Exercise objective:
Below is a block of records; repeat all of them exactly.

Dataset records:
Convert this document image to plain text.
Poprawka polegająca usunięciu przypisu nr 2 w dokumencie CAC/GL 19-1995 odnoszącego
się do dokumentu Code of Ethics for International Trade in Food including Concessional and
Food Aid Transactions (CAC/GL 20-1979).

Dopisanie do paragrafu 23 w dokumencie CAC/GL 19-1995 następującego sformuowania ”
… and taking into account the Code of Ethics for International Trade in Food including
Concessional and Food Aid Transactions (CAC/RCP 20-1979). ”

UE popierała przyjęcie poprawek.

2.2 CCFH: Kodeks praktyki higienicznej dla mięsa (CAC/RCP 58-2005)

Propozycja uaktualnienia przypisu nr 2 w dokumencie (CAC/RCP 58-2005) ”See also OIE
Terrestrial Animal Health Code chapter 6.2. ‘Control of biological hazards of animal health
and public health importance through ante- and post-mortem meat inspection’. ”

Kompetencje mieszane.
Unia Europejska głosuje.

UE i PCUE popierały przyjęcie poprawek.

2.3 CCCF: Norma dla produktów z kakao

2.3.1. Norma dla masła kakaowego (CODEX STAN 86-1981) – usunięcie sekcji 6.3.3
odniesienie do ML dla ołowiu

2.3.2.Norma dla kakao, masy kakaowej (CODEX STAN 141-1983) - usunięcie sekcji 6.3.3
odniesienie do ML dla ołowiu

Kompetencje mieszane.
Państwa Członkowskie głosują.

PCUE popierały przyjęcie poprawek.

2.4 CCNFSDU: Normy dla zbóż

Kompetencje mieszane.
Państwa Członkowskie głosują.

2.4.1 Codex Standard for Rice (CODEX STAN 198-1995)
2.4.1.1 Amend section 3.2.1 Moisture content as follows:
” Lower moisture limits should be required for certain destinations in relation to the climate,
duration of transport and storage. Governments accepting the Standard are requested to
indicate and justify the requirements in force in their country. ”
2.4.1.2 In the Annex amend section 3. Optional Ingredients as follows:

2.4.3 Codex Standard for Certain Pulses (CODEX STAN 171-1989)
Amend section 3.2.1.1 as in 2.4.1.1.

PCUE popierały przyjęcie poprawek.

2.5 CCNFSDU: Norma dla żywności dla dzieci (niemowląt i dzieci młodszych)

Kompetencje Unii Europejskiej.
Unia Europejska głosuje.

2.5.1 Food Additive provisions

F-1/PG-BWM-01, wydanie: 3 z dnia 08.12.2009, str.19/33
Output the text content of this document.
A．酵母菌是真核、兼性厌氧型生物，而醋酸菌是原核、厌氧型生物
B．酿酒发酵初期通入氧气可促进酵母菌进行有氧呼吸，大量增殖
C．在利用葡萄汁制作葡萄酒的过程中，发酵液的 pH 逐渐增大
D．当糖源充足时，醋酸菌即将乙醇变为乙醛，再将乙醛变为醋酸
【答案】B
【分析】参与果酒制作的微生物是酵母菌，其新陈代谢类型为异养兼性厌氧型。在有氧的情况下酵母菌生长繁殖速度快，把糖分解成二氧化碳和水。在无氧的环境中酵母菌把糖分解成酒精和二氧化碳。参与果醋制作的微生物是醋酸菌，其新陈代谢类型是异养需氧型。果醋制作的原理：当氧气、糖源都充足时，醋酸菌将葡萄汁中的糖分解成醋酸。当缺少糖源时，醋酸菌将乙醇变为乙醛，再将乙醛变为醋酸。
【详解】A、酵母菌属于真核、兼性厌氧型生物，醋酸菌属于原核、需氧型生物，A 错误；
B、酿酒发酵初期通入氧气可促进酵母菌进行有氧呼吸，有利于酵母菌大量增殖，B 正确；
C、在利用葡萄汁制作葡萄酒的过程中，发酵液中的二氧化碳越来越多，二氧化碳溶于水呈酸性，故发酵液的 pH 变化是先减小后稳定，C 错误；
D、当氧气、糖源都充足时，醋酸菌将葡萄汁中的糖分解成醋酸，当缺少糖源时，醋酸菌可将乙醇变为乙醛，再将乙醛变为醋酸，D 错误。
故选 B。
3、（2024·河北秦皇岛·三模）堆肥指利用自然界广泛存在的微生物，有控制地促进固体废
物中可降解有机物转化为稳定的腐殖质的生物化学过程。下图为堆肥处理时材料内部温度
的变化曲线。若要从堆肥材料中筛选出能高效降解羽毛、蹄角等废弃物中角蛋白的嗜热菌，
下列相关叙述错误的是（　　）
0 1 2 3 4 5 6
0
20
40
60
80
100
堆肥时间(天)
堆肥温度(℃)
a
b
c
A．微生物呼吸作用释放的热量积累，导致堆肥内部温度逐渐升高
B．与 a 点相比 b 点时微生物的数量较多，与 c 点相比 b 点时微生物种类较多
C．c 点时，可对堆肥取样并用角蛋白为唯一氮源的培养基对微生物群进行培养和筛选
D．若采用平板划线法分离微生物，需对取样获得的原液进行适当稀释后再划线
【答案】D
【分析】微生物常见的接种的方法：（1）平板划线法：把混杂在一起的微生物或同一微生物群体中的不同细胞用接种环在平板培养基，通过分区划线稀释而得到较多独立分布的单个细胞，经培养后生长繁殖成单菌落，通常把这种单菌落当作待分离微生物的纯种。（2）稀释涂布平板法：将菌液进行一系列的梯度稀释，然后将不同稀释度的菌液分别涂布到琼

Problem solution:
Convert this document image to plain text.
Poprawka polegająca usunięciu przypisu nr 2 w dokumencie CAC/GL 19-1995 odnoszącego
się do dokumentu Code of Ethics for International Trade in Food including Concessional and
Food Aid Transactions (CAC/GL 20-1979).

Dopisanie do paragrafu 23 w dokumencie CAC/GL 19-1995 następującego sformuowania ”
… and taking into account the Code of Ethics for International Trade in Food including
Concessional and Food Aid Transactions (CAC/RCP 20-1979). ”

UE popierała przyjęcie poprawek.

2.2 CCFH: Kodeks praktyki higienicznej dla mięsa (CAC/RCP 58-2005)

Propozycja uaktualnienia przypisu nr 2 w dokumencie (CAC/RCP 58-2005) ”See also OIE
Terrestrial Animal Health Code chapter 6.2. ‘Control of biological hazards of animal health
and public health importance through ante- and post-mortem meat inspection’. ”

Kompetencje mieszane.
Unia Europejska głosuje.

UE i PCUE popierały przyjęcie poprawek.

2.3 CCCF: Norma dla produktów z kakao

2.3.1. Norma dla masła kakaowego (CODEX STAN 86-1981) – usunięcie sekcji 6.3.3
odniesienie do ML dla ołowiu

2.3.2.Norma dla kakao, masy kakaowej (CODEX STAN 141-1983) - usunięcie sekcji 6.3.3
odniesienie do ML dla ołowiu

Kompetencje mieszane.
Państwa Członkowskie głosują.

PCUE popierały przyjęcie poprawek.

2.4 CCNFSDU: Normy dla zbóż

Kompetencje mieszane.
Państwa Członkowskie głosują.

2.4.1 Codex Standard for Rice (CODEX STAN 198-1995)
2.4.1.1 Amend section 3.2.1 Moisture content as follows:
” Lower moisture limits should be required for certain destinations in relation to the climate,
duration of transport and storage. Governments accepting the Standard are requested to
indicate and justify the requirements in force in their country. ”
2.4.1.2 In the Annex amend section 3. Optional Ingredients as follows:

2.4.3 Codex Standard for Certain Pulses (CODEX STAN 171-1989)
Amend section 3.2.1.1 as in 2.4.1.1.

PCUE popierały przyjęcie poprawek.

2.5 CCNFSDU: Norma dla żywności dla dzieci (niemowląt i dzieci młodszych)

Kompetencje Unii Europejskiej.
Unia Europejska głosuje.

2.5.1 Food Additive provisions

F-1/PG-BWM-01, wydanie: 3 z dnia 08.12.2009, str.19/33
Output the text content of this document.
A．酵母菌是真核、兼性厌氧型生物，而醋酸菌是原核、厌氧型生物
B．酿酒发酵初期通入氧气可促进酵母菌进行有氧呼吸，大量增殖
C．在利用葡萄汁制作葡萄酒的过程中，发酵液的 pH 逐渐增大
D．当糖源充足时，醋酸菌即将乙醇变为乙醛，再将乙醛变为醋酸
【答案】B
【分析】参与果酒制作的微生物是酵母菌，其新陈代谢类型为异养兼性厌氧型。在有氧的情况下酵母菌生长繁殖速度快，把糖分解成二氧化碳和水。在无氧的环境中酵母菌把糖分解成酒精和二氧化碳。参与果醋制作的微生物是醋酸菌，其新陈代谢类型是异养需氧型。果醋制作的原理：当氧气、糖源都充足时，醋酸菌将葡萄汁中的糖分解成醋酸。当缺少糖源时，醋酸菌将乙醇变为乙醛，再将乙醛变为醋酸。
【详解】A、酵母菌属于真核、兼性厌氧型生物，醋酸菌属于原核、需氧型生物，A 错误；
B、酿酒发酵初期通入氧气可促进酵母菌进行有氧呼吸，有利于酵母菌大量增殖，B 正确；
C、在利用葡萄汁制作葡萄酒的过程中，发酵液中的二氧化碳越来越多，二氧化碳溶于水呈酸性，故发酵液的 pH 变化是先减小后稳定，C 错误；
D、当氧气、糖源都充足时，醋酸菌将葡萄汁中的糖分解成醋酸，当缺少糖源时，醋酸菌可将乙醇变为乙醛，再将乙醛变为醋酸，D 错误。
故选 B。
3、（2024·河北秦皇岛·三模）堆肥指利用自然界广泛存在的微生物，有控制地促进固体废
物中可降解有机物转化为稳定的腐殖质的生物化学过程。下图为堆肥处理时材料内部温度
的变化曲线。若要从堆肥材料中筛选出能高效降解羽毛、蹄角等废弃物中角蛋白的嗜热菌，
下列相关叙述错误的是（　　）
0 1 2 3 4 5 6
0
20
40
60
80
100
堆肥时间(天)
堆肥温度(℃)
a
b
c
A．微生物呼吸作用释放的热量积累，导致堆肥内部温度逐渐升高
B．与 a 点相比 b 点时微生物的数量较多，与 c 点相比 b 点时微生物种类较多
C．c 点时，可对堆肥取样并用角蛋白为唯一氮源的培养基对微生物群进行培养和筛选
D．若采用平板划线法分离微生物，需对取样获得的原液进行适当稀释后再划线
【答案】D
【分析】微生物常见的接种的方法：（1）平板划线法：把混杂在一起的微生物或同一微生物群体中的不同细胞用接种环在平板培养基，通过分区划线稀释而得到较多独立分布的单个细胞，经培养后生长繁殖成单菌落，通常把这种单菌落当作待分离微生物的纯种。（2）稀释涂布平板法：将菌液进行一系列的梯度稀释，然后将不同稀释度的菌液分别涂布到琼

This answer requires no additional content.